---------- Input data

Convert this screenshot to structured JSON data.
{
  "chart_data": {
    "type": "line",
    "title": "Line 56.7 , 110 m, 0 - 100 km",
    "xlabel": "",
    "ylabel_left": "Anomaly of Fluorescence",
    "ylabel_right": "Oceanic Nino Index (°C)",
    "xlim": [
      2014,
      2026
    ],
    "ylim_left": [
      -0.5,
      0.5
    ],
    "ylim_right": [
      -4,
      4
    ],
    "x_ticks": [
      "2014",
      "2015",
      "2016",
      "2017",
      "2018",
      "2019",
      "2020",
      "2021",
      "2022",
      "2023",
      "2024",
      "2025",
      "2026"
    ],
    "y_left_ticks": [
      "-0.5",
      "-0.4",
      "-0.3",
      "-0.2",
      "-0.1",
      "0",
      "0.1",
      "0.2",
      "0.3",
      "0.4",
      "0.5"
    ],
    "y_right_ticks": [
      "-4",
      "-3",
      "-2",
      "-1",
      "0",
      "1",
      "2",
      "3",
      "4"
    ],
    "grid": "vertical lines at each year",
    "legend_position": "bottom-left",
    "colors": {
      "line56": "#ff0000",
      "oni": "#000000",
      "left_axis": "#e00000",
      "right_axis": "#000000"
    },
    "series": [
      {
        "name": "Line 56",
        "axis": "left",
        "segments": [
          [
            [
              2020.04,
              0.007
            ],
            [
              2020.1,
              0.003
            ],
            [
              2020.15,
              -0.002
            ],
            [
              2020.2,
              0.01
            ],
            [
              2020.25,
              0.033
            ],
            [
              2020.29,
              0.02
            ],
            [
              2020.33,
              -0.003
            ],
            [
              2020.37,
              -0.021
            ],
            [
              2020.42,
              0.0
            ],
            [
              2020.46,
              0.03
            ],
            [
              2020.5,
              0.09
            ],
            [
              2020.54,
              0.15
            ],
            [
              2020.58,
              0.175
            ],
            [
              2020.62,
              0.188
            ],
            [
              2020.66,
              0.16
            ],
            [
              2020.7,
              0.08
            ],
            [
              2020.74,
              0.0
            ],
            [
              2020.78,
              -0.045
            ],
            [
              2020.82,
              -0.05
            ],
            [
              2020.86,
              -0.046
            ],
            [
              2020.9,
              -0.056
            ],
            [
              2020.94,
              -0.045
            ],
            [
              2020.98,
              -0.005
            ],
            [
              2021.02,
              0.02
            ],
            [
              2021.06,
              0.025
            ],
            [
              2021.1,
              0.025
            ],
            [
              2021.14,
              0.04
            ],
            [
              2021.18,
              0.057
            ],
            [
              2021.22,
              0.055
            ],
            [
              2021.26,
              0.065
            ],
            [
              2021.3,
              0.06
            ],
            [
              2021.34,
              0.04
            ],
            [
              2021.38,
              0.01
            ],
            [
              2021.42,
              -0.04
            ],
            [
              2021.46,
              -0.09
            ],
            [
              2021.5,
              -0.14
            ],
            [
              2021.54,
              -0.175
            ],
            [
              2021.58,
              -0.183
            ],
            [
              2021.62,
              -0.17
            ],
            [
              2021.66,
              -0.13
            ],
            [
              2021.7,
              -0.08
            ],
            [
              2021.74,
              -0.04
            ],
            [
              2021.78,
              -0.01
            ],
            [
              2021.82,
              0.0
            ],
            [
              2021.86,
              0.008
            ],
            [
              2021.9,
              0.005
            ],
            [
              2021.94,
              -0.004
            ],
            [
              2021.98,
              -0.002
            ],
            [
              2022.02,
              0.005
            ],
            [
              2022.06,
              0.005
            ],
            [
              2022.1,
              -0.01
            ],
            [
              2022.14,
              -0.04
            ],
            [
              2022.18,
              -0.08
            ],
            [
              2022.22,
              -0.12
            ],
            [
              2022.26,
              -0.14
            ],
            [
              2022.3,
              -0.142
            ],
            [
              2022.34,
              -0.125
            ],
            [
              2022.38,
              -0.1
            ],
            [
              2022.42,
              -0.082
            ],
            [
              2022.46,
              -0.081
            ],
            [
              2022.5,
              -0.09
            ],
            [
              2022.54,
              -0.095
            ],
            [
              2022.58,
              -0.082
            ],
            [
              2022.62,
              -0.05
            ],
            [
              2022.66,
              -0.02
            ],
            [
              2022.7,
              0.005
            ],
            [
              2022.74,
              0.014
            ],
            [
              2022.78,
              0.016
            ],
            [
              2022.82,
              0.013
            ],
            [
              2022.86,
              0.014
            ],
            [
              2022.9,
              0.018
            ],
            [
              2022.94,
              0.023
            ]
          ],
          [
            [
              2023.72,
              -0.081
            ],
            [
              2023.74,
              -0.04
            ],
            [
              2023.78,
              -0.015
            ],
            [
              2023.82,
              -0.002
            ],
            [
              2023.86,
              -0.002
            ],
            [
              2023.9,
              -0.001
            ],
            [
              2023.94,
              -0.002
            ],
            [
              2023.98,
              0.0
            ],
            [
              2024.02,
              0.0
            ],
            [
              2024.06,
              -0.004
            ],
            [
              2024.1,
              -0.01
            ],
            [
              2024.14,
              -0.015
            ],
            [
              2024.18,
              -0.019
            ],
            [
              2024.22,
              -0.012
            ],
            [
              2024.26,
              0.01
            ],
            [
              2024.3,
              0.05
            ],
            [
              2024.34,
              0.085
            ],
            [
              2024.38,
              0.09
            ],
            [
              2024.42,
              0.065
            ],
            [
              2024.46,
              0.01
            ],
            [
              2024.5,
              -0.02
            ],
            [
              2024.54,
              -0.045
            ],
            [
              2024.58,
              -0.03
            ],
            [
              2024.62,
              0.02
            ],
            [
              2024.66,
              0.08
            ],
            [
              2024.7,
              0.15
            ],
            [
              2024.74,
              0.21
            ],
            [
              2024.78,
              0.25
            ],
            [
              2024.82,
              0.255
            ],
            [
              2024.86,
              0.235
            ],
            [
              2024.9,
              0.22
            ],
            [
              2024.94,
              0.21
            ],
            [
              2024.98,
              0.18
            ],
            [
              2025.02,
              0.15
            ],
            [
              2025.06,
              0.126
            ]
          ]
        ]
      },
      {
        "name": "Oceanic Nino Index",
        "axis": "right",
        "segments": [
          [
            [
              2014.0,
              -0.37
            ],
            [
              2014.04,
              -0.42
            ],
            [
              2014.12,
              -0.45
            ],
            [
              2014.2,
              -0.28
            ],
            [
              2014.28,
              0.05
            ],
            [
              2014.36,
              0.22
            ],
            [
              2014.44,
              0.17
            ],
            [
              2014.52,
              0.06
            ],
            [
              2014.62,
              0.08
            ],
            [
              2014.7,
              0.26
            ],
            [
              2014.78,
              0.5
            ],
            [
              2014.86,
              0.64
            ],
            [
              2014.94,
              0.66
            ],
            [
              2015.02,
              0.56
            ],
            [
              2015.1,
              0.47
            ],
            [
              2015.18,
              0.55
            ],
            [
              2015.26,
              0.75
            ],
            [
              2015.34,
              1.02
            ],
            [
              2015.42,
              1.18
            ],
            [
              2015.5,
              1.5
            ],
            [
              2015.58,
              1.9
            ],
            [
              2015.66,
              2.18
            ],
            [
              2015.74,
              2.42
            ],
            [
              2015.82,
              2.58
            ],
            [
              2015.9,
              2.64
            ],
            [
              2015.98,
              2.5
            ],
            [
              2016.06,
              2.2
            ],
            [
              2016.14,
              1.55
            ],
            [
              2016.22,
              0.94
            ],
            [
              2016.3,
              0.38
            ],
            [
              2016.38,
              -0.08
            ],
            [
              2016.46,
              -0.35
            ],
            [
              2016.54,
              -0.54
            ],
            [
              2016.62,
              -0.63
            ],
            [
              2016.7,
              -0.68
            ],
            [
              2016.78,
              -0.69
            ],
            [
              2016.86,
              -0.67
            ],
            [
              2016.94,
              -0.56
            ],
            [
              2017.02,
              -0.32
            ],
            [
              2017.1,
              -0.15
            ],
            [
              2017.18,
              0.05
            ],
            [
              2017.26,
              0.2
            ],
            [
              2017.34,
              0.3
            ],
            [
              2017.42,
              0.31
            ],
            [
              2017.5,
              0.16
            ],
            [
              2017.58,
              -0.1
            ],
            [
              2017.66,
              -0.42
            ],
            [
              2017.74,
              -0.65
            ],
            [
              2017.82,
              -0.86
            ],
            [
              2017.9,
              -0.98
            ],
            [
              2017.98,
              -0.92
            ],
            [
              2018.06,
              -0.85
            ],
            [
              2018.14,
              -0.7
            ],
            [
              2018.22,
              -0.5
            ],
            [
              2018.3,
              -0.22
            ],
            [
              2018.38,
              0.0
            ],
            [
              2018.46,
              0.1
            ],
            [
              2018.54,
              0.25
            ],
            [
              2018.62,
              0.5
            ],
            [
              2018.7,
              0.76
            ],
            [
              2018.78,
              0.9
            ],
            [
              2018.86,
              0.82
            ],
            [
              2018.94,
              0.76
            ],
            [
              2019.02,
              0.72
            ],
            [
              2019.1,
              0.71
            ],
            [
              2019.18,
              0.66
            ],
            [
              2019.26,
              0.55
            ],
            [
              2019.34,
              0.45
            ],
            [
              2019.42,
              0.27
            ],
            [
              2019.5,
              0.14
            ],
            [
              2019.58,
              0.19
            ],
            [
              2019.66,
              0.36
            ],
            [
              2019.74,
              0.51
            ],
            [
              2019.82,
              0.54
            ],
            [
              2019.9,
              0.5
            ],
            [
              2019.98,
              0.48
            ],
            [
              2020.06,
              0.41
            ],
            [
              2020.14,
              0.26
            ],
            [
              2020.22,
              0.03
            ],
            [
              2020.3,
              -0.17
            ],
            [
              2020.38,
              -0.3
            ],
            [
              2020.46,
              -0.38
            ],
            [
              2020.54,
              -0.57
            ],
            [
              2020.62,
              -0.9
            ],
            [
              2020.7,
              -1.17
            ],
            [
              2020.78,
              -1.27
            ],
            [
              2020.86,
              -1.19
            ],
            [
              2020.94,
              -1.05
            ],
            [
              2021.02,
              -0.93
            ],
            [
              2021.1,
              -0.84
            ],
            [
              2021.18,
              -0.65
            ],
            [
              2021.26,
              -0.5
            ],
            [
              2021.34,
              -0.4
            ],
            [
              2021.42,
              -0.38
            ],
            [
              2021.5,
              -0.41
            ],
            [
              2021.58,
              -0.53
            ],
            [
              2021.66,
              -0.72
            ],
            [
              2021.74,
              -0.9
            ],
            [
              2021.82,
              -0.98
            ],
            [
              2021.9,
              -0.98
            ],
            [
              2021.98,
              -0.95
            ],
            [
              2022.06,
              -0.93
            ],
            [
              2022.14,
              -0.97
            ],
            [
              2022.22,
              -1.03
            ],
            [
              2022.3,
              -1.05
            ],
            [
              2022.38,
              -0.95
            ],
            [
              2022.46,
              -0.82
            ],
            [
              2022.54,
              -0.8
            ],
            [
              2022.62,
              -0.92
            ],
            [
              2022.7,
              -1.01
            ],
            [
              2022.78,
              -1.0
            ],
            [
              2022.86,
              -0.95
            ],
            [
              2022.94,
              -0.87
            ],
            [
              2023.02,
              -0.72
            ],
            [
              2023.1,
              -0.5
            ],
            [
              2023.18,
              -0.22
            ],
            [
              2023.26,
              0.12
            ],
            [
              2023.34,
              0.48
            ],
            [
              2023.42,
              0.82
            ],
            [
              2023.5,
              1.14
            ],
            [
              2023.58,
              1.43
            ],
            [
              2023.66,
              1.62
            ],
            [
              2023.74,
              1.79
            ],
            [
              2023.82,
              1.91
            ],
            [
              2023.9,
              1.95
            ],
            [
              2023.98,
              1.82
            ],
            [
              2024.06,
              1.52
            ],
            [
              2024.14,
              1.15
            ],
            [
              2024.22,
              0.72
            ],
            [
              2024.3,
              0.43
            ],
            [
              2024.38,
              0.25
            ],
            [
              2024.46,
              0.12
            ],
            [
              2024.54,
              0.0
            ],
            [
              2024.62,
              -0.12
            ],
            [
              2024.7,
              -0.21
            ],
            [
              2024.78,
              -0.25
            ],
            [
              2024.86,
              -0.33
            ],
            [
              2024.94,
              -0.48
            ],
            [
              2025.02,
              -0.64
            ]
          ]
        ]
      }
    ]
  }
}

--------------------

== Exercise objective ==
Give the number of lines above that hold the word "Oceanic", and nothing more.

== Worked answer ==
2